RECORDS FOR THE TASK:
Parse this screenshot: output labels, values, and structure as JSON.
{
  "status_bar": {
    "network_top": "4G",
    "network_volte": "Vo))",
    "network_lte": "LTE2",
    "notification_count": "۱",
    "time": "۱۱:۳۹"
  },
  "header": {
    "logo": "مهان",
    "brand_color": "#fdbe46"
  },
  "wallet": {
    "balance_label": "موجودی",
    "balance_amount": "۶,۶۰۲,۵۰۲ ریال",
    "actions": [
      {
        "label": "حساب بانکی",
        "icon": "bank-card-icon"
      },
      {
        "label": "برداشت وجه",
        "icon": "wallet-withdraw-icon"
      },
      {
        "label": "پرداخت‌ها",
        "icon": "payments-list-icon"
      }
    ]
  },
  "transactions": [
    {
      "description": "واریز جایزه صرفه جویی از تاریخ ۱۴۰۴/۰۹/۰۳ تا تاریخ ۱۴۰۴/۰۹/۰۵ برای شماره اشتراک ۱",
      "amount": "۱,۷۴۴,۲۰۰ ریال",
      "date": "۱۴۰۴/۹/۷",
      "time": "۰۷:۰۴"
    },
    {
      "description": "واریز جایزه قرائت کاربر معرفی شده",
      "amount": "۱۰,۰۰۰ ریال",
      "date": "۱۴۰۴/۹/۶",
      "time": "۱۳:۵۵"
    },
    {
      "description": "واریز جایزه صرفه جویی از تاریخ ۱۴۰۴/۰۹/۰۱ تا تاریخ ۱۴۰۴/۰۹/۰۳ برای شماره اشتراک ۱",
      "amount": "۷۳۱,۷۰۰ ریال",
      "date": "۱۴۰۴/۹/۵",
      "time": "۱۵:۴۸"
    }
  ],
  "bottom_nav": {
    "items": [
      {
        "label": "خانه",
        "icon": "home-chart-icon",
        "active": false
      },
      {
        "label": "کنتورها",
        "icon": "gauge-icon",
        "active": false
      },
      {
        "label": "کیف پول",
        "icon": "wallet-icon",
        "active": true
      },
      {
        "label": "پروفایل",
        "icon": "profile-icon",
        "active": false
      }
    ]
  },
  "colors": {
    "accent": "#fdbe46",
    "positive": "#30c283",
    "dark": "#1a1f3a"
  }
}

--

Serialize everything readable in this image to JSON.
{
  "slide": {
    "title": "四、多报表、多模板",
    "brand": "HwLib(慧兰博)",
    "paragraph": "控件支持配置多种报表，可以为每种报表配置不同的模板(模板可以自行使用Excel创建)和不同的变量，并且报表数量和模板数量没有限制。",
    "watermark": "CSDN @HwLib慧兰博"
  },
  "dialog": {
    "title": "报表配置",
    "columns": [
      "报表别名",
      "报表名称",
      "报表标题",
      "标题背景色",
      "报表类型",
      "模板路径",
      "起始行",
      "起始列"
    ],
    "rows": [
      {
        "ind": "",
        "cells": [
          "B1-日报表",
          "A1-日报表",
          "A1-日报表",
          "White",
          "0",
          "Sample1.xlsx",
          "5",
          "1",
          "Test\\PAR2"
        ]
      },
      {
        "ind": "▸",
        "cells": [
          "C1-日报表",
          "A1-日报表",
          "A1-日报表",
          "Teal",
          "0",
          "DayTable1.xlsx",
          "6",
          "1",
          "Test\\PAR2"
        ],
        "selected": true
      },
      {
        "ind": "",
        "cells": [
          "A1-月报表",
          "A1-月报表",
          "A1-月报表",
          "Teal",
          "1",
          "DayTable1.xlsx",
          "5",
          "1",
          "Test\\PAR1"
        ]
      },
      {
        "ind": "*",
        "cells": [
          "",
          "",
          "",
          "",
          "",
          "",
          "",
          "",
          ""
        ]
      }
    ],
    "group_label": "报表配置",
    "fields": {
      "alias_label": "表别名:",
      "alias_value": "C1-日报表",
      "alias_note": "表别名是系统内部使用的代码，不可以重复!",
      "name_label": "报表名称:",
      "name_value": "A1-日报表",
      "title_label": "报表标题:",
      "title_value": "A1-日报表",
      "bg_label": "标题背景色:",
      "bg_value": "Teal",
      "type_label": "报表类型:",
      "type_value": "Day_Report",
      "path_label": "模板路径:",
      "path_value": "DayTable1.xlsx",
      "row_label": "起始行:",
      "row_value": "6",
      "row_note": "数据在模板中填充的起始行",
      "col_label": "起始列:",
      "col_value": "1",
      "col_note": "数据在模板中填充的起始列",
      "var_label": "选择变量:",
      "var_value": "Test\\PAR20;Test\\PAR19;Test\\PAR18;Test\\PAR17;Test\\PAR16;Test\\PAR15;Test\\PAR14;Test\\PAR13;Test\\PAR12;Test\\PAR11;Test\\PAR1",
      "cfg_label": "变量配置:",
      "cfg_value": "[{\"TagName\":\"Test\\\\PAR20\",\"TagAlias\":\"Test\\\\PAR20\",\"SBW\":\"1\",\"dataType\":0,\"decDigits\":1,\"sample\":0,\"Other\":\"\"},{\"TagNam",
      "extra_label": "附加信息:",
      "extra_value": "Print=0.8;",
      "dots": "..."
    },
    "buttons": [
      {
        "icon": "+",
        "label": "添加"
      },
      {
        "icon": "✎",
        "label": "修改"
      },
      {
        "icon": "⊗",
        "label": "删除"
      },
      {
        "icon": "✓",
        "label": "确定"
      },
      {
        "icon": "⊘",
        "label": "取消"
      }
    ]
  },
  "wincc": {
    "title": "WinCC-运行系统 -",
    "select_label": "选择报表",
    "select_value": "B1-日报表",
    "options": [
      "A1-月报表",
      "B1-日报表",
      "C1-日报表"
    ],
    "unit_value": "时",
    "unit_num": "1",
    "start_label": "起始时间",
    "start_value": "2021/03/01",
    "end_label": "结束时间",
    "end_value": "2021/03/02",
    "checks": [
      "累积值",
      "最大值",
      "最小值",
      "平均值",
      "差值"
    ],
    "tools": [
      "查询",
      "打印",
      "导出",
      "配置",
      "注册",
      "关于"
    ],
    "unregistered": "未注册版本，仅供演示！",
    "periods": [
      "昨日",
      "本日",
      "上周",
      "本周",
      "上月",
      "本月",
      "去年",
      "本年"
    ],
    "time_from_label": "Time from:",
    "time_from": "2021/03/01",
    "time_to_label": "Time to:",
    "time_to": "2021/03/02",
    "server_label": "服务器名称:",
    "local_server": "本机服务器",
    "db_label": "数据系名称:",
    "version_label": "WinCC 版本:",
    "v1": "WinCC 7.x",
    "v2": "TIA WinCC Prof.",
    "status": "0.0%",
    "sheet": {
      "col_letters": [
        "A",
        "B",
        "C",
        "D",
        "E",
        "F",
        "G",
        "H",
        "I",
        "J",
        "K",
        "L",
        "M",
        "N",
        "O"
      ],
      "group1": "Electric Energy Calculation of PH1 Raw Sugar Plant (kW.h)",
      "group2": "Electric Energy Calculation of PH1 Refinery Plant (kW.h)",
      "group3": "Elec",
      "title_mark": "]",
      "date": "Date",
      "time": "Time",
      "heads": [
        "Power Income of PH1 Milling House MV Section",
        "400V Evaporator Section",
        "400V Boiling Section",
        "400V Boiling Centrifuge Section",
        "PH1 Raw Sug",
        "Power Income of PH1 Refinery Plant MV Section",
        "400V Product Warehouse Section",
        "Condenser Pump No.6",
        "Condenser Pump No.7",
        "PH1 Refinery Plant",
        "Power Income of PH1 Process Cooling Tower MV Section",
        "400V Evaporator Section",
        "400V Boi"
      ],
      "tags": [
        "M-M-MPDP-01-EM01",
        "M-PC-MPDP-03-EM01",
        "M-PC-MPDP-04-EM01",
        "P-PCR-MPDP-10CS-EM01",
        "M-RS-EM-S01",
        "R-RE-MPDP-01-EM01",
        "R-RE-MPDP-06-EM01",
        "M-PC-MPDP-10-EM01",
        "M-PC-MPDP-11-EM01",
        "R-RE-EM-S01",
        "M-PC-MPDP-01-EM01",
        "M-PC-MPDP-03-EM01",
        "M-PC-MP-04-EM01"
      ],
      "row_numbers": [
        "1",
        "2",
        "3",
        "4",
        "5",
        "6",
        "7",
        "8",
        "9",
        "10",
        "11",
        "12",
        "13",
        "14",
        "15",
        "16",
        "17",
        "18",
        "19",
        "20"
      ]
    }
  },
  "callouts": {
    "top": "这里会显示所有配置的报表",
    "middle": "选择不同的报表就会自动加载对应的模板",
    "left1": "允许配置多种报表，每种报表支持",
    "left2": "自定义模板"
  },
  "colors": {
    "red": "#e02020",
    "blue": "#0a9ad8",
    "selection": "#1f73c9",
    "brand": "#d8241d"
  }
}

SET TASK:
Locate each line containing the string "جایزه" and show it.

PROBLEM SOLUTION:
      "description": "واریز جایزه صرفه جویی از تاریخ ۱۴۰۴/۰۹/۰۳ تا تاریخ ۱۴۰۴/۰۹/۰۵ برای شماره اشتراک ۱",
      "description": "واریز جایزه قرائت کاربر معرفی شده",
      "description": "واریز جایزه صرفه جویی از تاریخ ۱۴۰۴/۰۹/۰۱ تا تاریخ ۱۴۰۴/۰۹/۰۳ برای شماره اشتراک ۱",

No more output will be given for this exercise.